SHORT PROBLEM: Print the following material verbatim, keeping every line unchanged and in the same order.

SUPPLIED ENTRIES:

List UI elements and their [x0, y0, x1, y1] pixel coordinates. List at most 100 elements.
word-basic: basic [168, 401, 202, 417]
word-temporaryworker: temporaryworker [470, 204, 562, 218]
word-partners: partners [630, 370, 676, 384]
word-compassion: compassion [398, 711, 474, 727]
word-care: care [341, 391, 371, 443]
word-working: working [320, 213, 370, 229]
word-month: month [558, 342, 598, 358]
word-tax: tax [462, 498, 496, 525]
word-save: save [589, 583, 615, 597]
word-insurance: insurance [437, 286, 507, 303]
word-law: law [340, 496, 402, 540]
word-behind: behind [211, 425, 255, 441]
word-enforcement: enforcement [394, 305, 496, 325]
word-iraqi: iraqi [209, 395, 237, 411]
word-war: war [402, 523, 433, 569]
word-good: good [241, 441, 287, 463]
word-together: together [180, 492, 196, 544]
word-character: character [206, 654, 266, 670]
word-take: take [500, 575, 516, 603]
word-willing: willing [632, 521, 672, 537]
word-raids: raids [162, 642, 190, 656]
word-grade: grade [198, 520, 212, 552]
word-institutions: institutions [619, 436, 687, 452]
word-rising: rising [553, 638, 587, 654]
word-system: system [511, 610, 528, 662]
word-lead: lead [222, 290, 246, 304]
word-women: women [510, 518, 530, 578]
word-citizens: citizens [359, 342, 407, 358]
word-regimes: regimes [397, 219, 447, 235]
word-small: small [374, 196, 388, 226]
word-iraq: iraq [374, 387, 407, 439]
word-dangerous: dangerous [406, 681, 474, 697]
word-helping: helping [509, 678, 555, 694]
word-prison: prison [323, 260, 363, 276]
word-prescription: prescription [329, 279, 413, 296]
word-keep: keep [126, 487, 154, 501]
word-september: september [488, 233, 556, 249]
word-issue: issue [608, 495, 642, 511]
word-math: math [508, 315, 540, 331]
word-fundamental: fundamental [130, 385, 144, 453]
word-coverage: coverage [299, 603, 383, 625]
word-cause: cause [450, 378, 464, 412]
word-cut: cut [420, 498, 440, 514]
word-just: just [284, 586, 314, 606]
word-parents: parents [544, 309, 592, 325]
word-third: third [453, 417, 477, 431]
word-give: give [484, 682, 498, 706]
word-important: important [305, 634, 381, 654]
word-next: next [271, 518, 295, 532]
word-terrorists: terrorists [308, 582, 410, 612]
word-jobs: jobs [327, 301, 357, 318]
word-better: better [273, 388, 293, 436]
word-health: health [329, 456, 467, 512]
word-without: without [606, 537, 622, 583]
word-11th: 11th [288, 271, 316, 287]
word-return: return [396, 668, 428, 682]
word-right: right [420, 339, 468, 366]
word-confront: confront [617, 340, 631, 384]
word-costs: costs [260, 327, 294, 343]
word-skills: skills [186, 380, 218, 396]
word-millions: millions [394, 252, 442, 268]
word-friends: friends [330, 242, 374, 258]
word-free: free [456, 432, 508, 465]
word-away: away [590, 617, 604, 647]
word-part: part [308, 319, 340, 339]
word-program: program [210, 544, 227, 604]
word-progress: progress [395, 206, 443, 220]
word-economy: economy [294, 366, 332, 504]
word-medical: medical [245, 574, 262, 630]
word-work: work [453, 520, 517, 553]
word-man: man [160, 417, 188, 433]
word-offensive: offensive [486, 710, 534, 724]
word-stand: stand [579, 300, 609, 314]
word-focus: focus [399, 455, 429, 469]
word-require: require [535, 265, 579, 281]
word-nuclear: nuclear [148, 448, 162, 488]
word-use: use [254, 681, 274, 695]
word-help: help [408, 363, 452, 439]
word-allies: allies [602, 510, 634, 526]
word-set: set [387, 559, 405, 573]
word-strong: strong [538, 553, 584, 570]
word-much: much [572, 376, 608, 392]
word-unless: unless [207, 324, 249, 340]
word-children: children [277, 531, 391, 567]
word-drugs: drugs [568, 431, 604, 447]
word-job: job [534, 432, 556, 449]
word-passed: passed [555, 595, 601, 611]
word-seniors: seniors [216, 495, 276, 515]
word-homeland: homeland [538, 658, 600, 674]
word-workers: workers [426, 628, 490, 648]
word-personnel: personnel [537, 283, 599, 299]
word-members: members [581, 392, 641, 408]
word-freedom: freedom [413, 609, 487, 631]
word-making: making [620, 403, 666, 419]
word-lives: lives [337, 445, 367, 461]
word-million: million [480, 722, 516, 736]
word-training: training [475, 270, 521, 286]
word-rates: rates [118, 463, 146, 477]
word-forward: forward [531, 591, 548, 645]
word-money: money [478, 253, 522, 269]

EXERCISE ANSWER:
List UI elements and their [x0, y0, x1, y1] pixel coordinates. List at most 100 elements.
word-basic: basic [168, 401, 202, 417]
word-temporaryworker: temporaryworker [470, 204, 562, 218]
word-partners: partners [630, 370, 676, 384]
word-compassion: compassion [398, 711, 474, 727]
word-care: care [341, 391, 371, 443]
word-working: working [320, 213, 370, 229]
word-month: month [558, 342, 598, 358]
word-tax: tax [462, 498, 496, 525]
word-save: save [589, 583, 615, 597]
word-insurance: insurance [437, 286, 507, 303]
word-law: law [340, 496, 402, 540]
word-behind: behind [211, 425, 255, 441]
word-enforcement: enforcement [394, 305, 496, 325]
word-iraqi: iraqi [209, 395, 237, 411]
word-war: war [402, 523, 433, 569]
word-good: good [241, 441, 287, 463]
word-together: together [180, 492, 196, 544]
word-character: character [206, 654, 266, 670]
word-take: take [500, 575, 516, 603]
word-willing: willing [632, 521, 672, 537]
word-raids: raids [162, 642, 190, 656]
word-grade: grade [198, 520, 212, 552]
word-institutions: institutions [619, 436, 687, 452]
word-rising: rising [553, 638, 587, 654]
word-system: system [511, 610, 528, 662]
word-lead: lead [222, 290, 246, 304]
word-women: women [510, 518, 530, 578]
word-citizens: citizens [359, 342, 407, 358]
word-regimes: regimes [397, 219, 447, 235]
word-small: small [374, 196, 388, 226]
word-iraq: iraq [374, 387, 407, 439]
word-dangerous: dangerous [406, 681, 474, 697]
word-helping: helping [509, 678, 555, 694]
word-prison: prison [323, 260, 363, 276]
word-prescription: prescription [329, 279, 413, 296]
word-keep: keep [126, 487, 154, 501]
word-september: september [488, 233, 556, 249]
word-issue: issue [608, 495, 642, 511]
word-math: math [508, 315, 540, 331]
word-fundamental: fundamental [130, 385, 144, 453]
word-coverage: coverage [299, 603, 383, 625]
word-cause: cause [450, 378, 464, 412]
word-cut: cut [420, 498, 440, 514]
word-just: just [284, 586, 314, 606]
word-parents: parents [544, 309, 592, 325]
word-third: third [453, 417, 477, 431]
word-give: give [484, 682, 498, 706]
word-important: important [305, 634, 381, 654]
word-next: next [271, 518, 295, 532]
word-terrorists: terrorists [308, 582, 410, 612]
word-jobs: jobs [327, 301, 357, 318]
word-better: better [273, 388, 293, 436]
word-health: health [329, 456, 467, 512]
word-without: without [606, 537, 622, 583]
word-11th: 11th [288, 271, 316, 287]
word-return: return [396, 668, 428, 682]
word-right: right [420, 339, 468, 366]
word-confront: confront [617, 340, 631, 384]
word-costs: costs [260, 327, 294, 343]
word-skills: skills [186, 380, 218, 396]
word-millions: millions [394, 252, 442, 268]
word-friends: friends [330, 242, 374, 258]
word-free: free [456, 432, 508, 465]
word-away: away [590, 617, 604, 647]
word-part: part [308, 319, 340, 339]
word-program: program [210, 544, 227, 604]
word-progress: progress [395, 206, 443, 220]
word-economy: economy [294, 366, 332, 504]
word-medical: medical [245, 574, 262, 630]
word-work: work [453, 520, 517, 553]
word-man: man [160, 417, 188, 433]
word-offensive: offensive [486, 710, 534, 724]
word-stand: stand [579, 300, 609, 314]
word-focus: focus [399, 455, 429, 469]
word-require: require [535, 265, 579, 281]
word-nuclear: nuclear [148, 448, 162, 488]
word-use: use [254, 681, 274, 695]
word-help: help [408, 363, 452, 439]
word-allies: allies [602, 510, 634, 526]
word-set: set [387, 559, 405, 573]
word-strong: strong [538, 553, 584, 570]
word-much: much [572, 376, 608, 392]
word-unless: unless [207, 324, 249, 340]
word-children: children [277, 531, 391, 567]
word-drugs: drugs [568, 431, 604, 447]
word-job: job [534, 432, 556, 449]
word-passed: passed [555, 595, 601, 611]
word-seniors: seniors [216, 495, 276, 515]
word-homeland: homeland [538, 658, 600, 674]
word-workers: workers [426, 628, 490, 648]
word-personnel: personnel [537, 283, 599, 299]
word-members: members [581, 392, 641, 408]
word-freedom: freedom [413, 609, 487, 631]
word-making: making [620, 403, 666, 419]
word-lives: lives [337, 445, 367, 461]
word-million: million [480, 722, 516, 736]
word-training: training [475, 270, 521, 286]
word-rates: rates [118, 463, 146, 477]
word-forward: forward [531, 591, 548, 645]
word-money: money [478, 253, 522, 269]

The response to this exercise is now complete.